● **PROMPT**: Format every line of the items below as a JSON list of strings, with one string per line and blank lines omitted.

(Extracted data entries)
>> START
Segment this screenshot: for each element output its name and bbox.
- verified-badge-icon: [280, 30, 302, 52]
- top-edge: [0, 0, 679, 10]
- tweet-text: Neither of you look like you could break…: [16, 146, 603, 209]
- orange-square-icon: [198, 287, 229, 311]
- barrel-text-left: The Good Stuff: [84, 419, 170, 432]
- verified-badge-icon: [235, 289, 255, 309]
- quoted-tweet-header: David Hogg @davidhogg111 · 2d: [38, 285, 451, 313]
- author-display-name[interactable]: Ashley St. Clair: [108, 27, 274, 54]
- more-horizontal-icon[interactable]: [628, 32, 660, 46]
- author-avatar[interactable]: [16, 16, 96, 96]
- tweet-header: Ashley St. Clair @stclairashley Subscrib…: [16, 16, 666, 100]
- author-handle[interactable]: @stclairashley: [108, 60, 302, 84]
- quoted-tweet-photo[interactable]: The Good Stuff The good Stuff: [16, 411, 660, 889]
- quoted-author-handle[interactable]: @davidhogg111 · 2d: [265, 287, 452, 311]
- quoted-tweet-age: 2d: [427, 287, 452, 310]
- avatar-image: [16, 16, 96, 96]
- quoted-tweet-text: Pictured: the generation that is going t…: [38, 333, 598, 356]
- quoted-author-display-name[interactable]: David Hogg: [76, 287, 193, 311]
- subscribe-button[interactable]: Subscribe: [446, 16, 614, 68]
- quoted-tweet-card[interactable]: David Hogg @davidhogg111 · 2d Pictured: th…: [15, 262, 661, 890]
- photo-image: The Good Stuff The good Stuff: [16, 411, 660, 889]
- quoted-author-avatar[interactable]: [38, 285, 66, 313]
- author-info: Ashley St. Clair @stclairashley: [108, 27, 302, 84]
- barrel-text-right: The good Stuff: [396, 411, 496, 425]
>> END
● **TASK RESPONSE**:
[
  "Segment this screenshot: for each element output its name and bbox.",
  "- verified-badge-icon: [280, 30, 302, 52]",
  "- top-edge: [0, 0, 679, 10]",
  "- tweet-text: Neither of you look like you could break…: [16, 146, 603, 209]",
  "- orange-square-icon: [198, 287, 229, 311]",
  "- barrel-text-left: The Good Stuff: [84, 419, 170, 432]",
  "- verified-badge-icon: [235, 289, 255, 309]",
  "- quoted-tweet-header: David Hogg @davidhogg111 · 2d: [38, 285, 451, 313]",
  "- author-display-name[interactable]: Ashley St. Clair: [108, 27, 274, 54]",
  "- more-horizontal-icon[interactable]: [628, 32, 660, 46]",
  "- author-avatar[interactable]: [16, 16, 96, 96]",
  "- tweet-header: Ashley St. Clair @stclairashley Subscrib…: [16, 16, 666, 100]",
  "- author-handle[interactable]: @stclairashley: [108, 60, 302, 84]",
  "- quoted-tweet-photo[interactable]: The Good Stuff The good Stuff: [16, 411, 660, 889]",
  "- quoted-author-handle[interactable]: @davidhogg111 · 2d: [265, 287, 452, 311]",
  "- quoted-tweet-age: 2d: [427, 287, 452, 310]",
  "- avatar-image: [16, 16, 96, 96]",
  "- quoted-tweet-text: Pictured: the generation that is going t…: [38, 333, 598, 356]",
  "- quoted-author-display-name[interactable]: David Hogg: [76, 287, 193, 311]",
  "- subscribe-button[interactable]: Subscribe: [446, 16, 614, 68]",
  "- quoted-tweet-card[interactable]: David Hogg @davidhogg111 · 2d Pictured: th…: [15, 262, 661, 890]",
  "- photo-image: The Good Stuff The good Stuff: [16, 411, 660, 889]",
  "- quoted-author-avatar[interactable]: [38, 285, 66, 313]",
  "- author-info: Ashley St. Clair @stclairashley: [108, 27, 302, 84]",
  "- barrel-text-right: The good Stuff: [396, 411, 496, 425]"
]